Data extract =>

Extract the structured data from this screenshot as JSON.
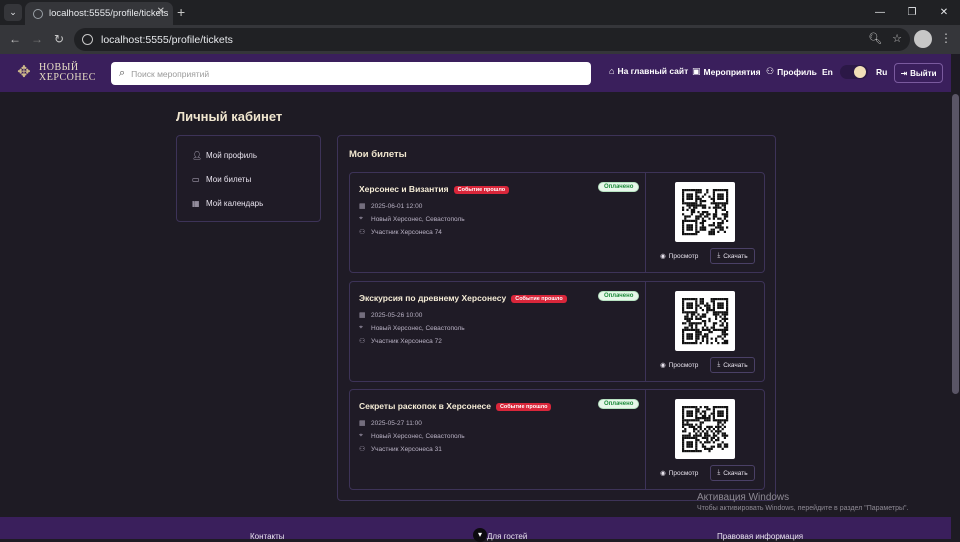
{
  "browser": {
    "tab_title": "localhost:5555/profile/tickets",
    "url": "localhost:5555/profile/tickets"
  },
  "header": {
    "logo_line1": "НОВЫЙ",
    "logo_line2": "ХЕРСОНЕС",
    "search_placeholder": "Поиск мероприятий",
    "nav": {
      "home": "На главный сайт",
      "events": "Мероприятия",
      "profile": "Профиль"
    },
    "lang_en": "En",
    "lang_ru": "Ru",
    "logout": "Выйти"
  },
  "page": {
    "title": "Личный кабинет"
  },
  "sidebar": {
    "items": [
      {
        "label": "Мой профиль",
        "icon": "user-icon"
      },
      {
        "label": "Мои билеты",
        "icon": "ticket-icon"
      },
      {
        "label": "Мой календарь",
        "icon": "calendar-icon"
      }
    ]
  },
  "tickets": {
    "title": "Мои билеты",
    "view_label": "Просмотр",
    "download_label": "Скачать",
    "items": [
      {
        "title": "Херсонес и Византия",
        "past_badge": "Событие прошло",
        "status": "Оплачено",
        "datetime": "2025-06-01 12:00",
        "location": "Новый Херсонес, Севастополь",
        "participant": "Участник Херсонеса 74"
      },
      {
        "title": "Экскурсия по древнему Херсонесу",
        "past_badge": "Событие прошло",
        "status": "Оплачено",
        "datetime": "2025-05-26 10:00",
        "location": "Новый Херсонес, Севастополь",
        "participant": "Участник Херсонеса 72"
      },
      {
        "title": "Секреты раскопок в Херсонесе",
        "past_badge": "Событие прошло",
        "status": "Оплачено",
        "datetime": "2025-05-27 11:00",
        "location": "Новый Херсонес, Севастополь",
        "participant": "Участник Херсонеса 31"
      }
    ]
  },
  "footer": {
    "col1": "Контакты",
    "col2": "Для гостей",
    "col3": "Правовая информация"
  },
  "watermark": {
    "line1": "Активация Windows",
    "line2": "Чтобы активировать Windows, перейдите в раздел \"Параметры\"."
  },
  "colors": {
    "header_bg": "#3a1f5c",
    "page_bg": "#1e1b24",
    "accent_gold": "#f0e6cf",
    "badge_past": "#d9263a",
    "badge_paid": "#1c8a3a"
  }
}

Written instruction => Give every line back word for word and leave the pictures out.

Solution for this problem =>
Extract the structured data from this screenshot as JSON.
{
  "browser": {
    "tab_title": "localhost:5555/profile/tickets",
    "url": "localhost:5555/profile/tickets"
  },
  "header": {
    "logo_line1": "НОВЫЙ",
    "logo_line2": "ХЕРСОНЕС",
    "search_placeholder": "Поиск мероприятий",
    "nav": {
      "home": "На главный сайт",
      "events": "Мероприятия",
      "profile": "Профиль"
    },
    "lang_en": "En",
    "lang_ru": "Ru",
    "logout": "Выйти"
  },
  "page": {
    "title": "Личный кабинет"
  },
  "sidebar": {
    "items": [
      {
        "label": "Мой профиль",
        "icon": "user-icon"
      },
      {
        "label": "Мои билеты",
        "icon": "ticket-icon"
      },
      {
        "label": "Мой календарь",
        "icon": "calendar-icon"
      }
    ]
  },
  "tickets": {
    "title": "Мои билеты",
    "view_label": "Просмотр",
    "download_label": "Скачать",
    "items": [
      {
        "title": "Херсонес и Византия",
        "past_badge": "Событие прошло",
        "status": "Оплачено",
        "datetime": "2025-06-01 12:00",
        "location": "Новый Херсонес, Севастополь",
        "participant": "Участник Херсонеса 74"
      },
      {
        "title": "Экскурсия по древнему Херсонесу",
        "past_badge": "Событие прошло",
        "status": "Оплачено",
        "datetime": "2025-05-26 10:00",
        "location": "Новый Херсонес, Севастополь",
        "participant": "Участник Херсонеса 72"
      },
      {
        "title": "Секреты раскопок в Херсонесе",
        "past_badge": "Событие прошло",
        "status": "Оплачено",
        "datetime": "2025-05-27 11:00",
        "location": "Новый Херсонес, Севастополь",
        "participant": "Участник Херсонеса 31"
      }
    ]
  },
  "footer": {
    "col1": "Контакты",
    "col2": "Для гостей",
    "col3": "Правовая информация"
  },
  "watermark": {
    "line1": "Активация Windows",
    "line2": "Чтобы активировать Windows, перейдите в раздел \"Параметры\"."
  },
  "colors": {
    "header_bg": "#3a1f5c",
    "page_bg": "#1e1b24",
    "accent_gold": "#f0e6cf",
    "badge_past": "#d9263a",
    "badge_paid": "#1c8a3a"
  }
}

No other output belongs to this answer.